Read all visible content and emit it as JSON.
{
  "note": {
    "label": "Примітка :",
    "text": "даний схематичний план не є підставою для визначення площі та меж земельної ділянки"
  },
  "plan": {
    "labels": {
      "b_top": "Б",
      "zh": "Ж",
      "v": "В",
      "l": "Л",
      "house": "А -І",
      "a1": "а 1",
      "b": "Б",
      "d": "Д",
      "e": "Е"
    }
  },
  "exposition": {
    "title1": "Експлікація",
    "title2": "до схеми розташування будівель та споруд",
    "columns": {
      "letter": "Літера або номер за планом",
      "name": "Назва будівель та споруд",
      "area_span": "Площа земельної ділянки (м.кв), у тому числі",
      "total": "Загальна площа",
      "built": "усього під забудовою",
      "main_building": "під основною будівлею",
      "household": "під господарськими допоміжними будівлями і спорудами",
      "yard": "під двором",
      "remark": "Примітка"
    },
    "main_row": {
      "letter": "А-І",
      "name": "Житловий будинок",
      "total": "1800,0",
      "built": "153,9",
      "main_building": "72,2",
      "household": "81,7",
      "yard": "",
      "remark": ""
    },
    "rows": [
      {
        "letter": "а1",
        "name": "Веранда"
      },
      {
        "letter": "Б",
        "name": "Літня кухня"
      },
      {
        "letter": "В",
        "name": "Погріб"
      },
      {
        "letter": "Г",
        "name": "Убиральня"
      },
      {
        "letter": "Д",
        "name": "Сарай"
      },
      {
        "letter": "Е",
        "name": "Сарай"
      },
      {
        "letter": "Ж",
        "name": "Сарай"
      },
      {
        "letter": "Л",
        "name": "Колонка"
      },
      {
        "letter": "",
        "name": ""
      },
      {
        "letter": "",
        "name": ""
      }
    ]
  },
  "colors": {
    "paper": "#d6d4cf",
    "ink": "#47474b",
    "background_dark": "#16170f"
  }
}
_ _ _ _
All of the data above should be transcribed exactly.

■ **RESPONSE TO THIS EXERCISE**:
Read all visible content and emit it as JSON.
{
  "note": {
    "label": "Примітка :",
    "text": "даний схематичний план не є підставою для визначення площі та меж земельної ділянки"
  },
  "plan": {
    "labels": {
      "b_top": "Б",
      "zh": "Ж",
      "v": "В",
      "l": "Л",
      "house": "А -І",
      "a1": "а 1",
      "b": "Б",
      "d": "Д",
      "e": "Е"
    }
  },
  "exposition": {
    "title1": "Експлікація",
    "title2": "до схеми розташування будівель та споруд",
    "columns": {
      "letter": "Літера або номер за планом",
      "name": "Назва будівель та споруд",
      "area_span": "Площа земельної ділянки (м.кв), у тому числі",
      "total": "Загальна площа",
      "built": "усього під забудовою",
      "main_building": "під основною будівлею",
      "household": "під господарськими допоміжними будівлями і спорудами",
      "yard": "під двором",
      "remark": "Примітка"
    },
    "main_row": {
      "letter": "А-І",
      "name": "Житловий будинок",
      "total": "1800,0",
      "built": "153,9",
      "main_building": "72,2",
      "household": "81,7",
      "yard": "",
      "remark": ""
    },
    "rows": [
      {
        "letter": "а1",
        "name": "Веранда"
      },
      {
        "letter": "Б",
        "name": "Літня кухня"
      },
      {
        "letter": "В",
        "name": "Погріб"
      },
      {
        "letter": "Г",
        "name": "Убиральня"
      },
      {
        "letter": "Д",
        "name": "Сарай"
      },
      {
        "letter": "Е",
        "name": "Сарай"
      },
      {
        "letter": "Ж",
        "name": "Сарай"
      },
      {
        "letter": "Л",
        "name": "Колонка"
      },
      {
        "letter": "",
        "name": ""
      },
      {
        "letter": "",
        "name": ""
      }
    ]
  },
  "colors": {
    "paper": "#d6d4cf",
    "ink": "#47474b",
    "background_dark": "#16170f"
  }
}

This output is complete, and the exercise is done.